Dataset entries:

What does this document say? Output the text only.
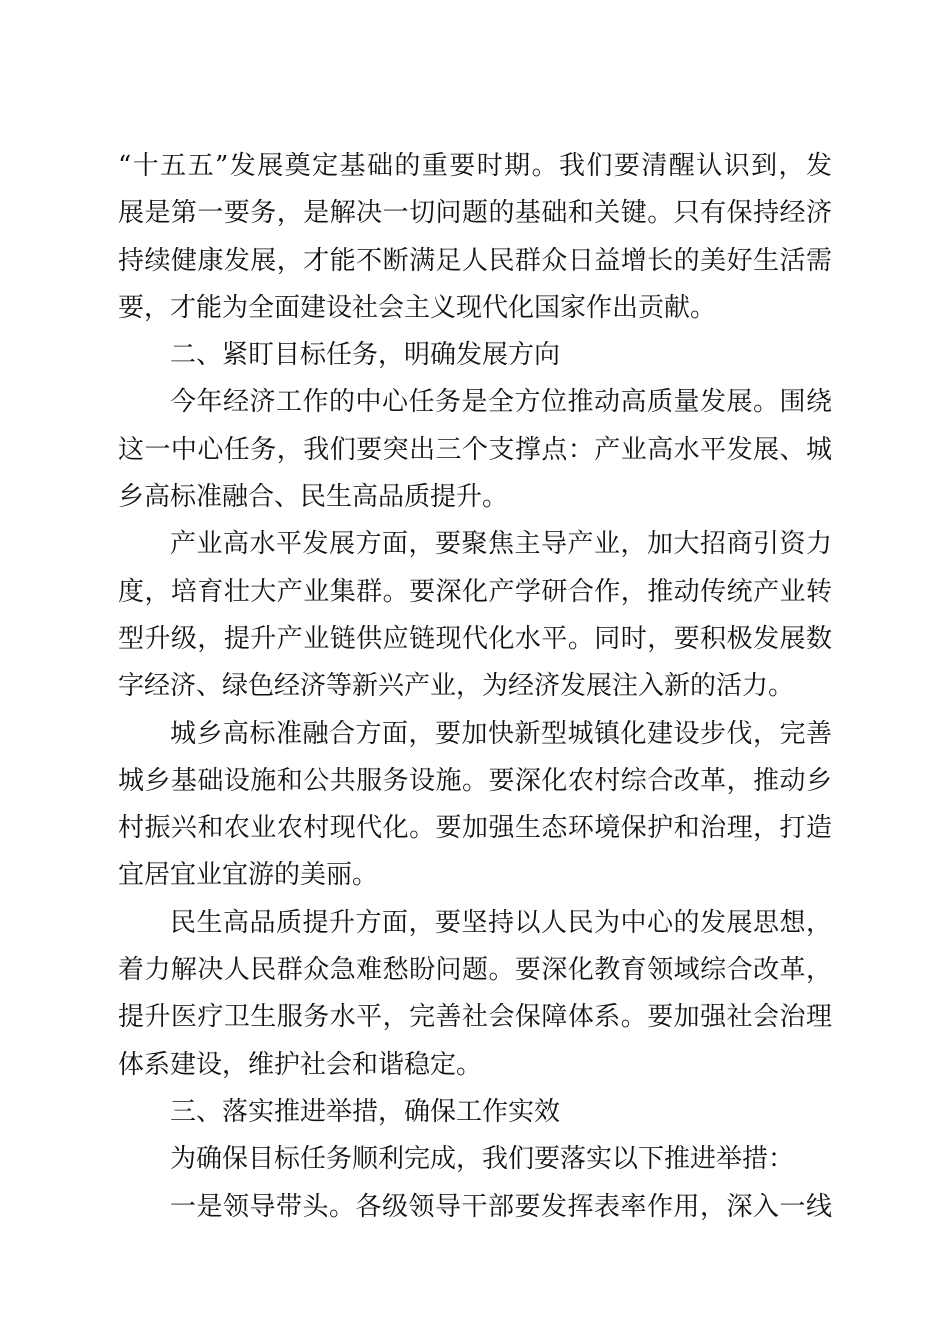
“十五五”发展奠定基础的重要时期。我们要清醒认识到，发
展是第一要务，是解决一切问题的基础和关键。只有保持经济
持续健康发展，才能不断满足人民群众日益增长的美好生活需
要，才能为全面建设社会主义现代化国家作出贡献。
二、紧盯目标任务，明确发展方向
今年经济工作的中心任务是全方位推动高质量发展。围绕
这一中心任务，我们要突出三个支撑点：产业高水平发展、城
乡高标准融合、民生高品质提升。
产业高水平发展方面，要聚焦主导产业，加大招商引资力
度，培育壮大产业集群。要深化产学研合作，推动传统产业转
型升级，提升产业链供应链现代化水平。同时，要积极发展数
字经济、绿色经济等新兴产业，为经济发展注入新的活力。
城乡高标准融合方面，要加快新型城镇化建设步伐，完善
城乡基础设施和公共服务设施。要深化农村综合改革，推动乡
村振兴和农业农村现代化。要加强生态环境保护和治理，打造
宜居宜业宜游的美丽。
民生高品质提升方面，要坚持以人民为中心的发展思想，
着力解决人民群众急难愁盼问题。要深化教育领域综合改革，
提升医疗卫生服务水平，完善社会保障体系。要加强社会治理
体系建设，维护社会和谐稳定。
三、落实推进举措，确保工作实效
为确保目标任务顺利完成，我们要落实以下推进举措：
一是领导带头。各级领导干部要发挥表率作用，深入一线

## DIRECTIONS FOR THIS TASK
Retype each entry precisely. Skip images entirely.

## FINISHED ANSWER
What does this document say? Output the text only.
“十五五”发展奠定基础的重要时期。我们要清醒认识到，发
展是第一要务，是解决一切问题的基础和关键。只有保持经济
持续健康发展，才能不断满足人民群众日益增长的美好生活需
要，才能为全面建设社会主义现代化国家作出贡献。
二、紧盯目标任务，明确发展方向
今年经济工作的中心任务是全方位推动高质量发展。围绕
这一中心任务，我们要突出三个支撑点：产业高水平发展、城
乡高标准融合、民生高品质提升。
产业高水平发展方面，要聚焦主导产业，加大招商引资力
度，培育壮大产业集群。要深化产学研合作，推动传统产业转
型升级，提升产业链供应链现代化水平。同时，要积极发展数
字经济、绿色经济等新兴产业，为经济发展注入新的活力。
城乡高标准融合方面，要加快新型城镇化建设步伐，完善
城乡基础设施和公共服务设施。要深化农村综合改革，推动乡
村振兴和农业农村现代化。要加强生态环境保护和治理，打造
宜居宜业宜游的美丽。
民生高品质提升方面，要坚持以人民为中心的发展思想，
着力解决人民群众急难愁盼问题。要深化教育领域综合改革，
提升医疗卫生服务水平，完善社会保障体系。要加强社会治理
体系建设，维护社会和谐稳定。
三、落实推进举措，确保工作实效
为确保目标任务顺利完成，我们要落实以下推进举措：
一是领导带头。各级领导干部要发挥表率作用，深入一线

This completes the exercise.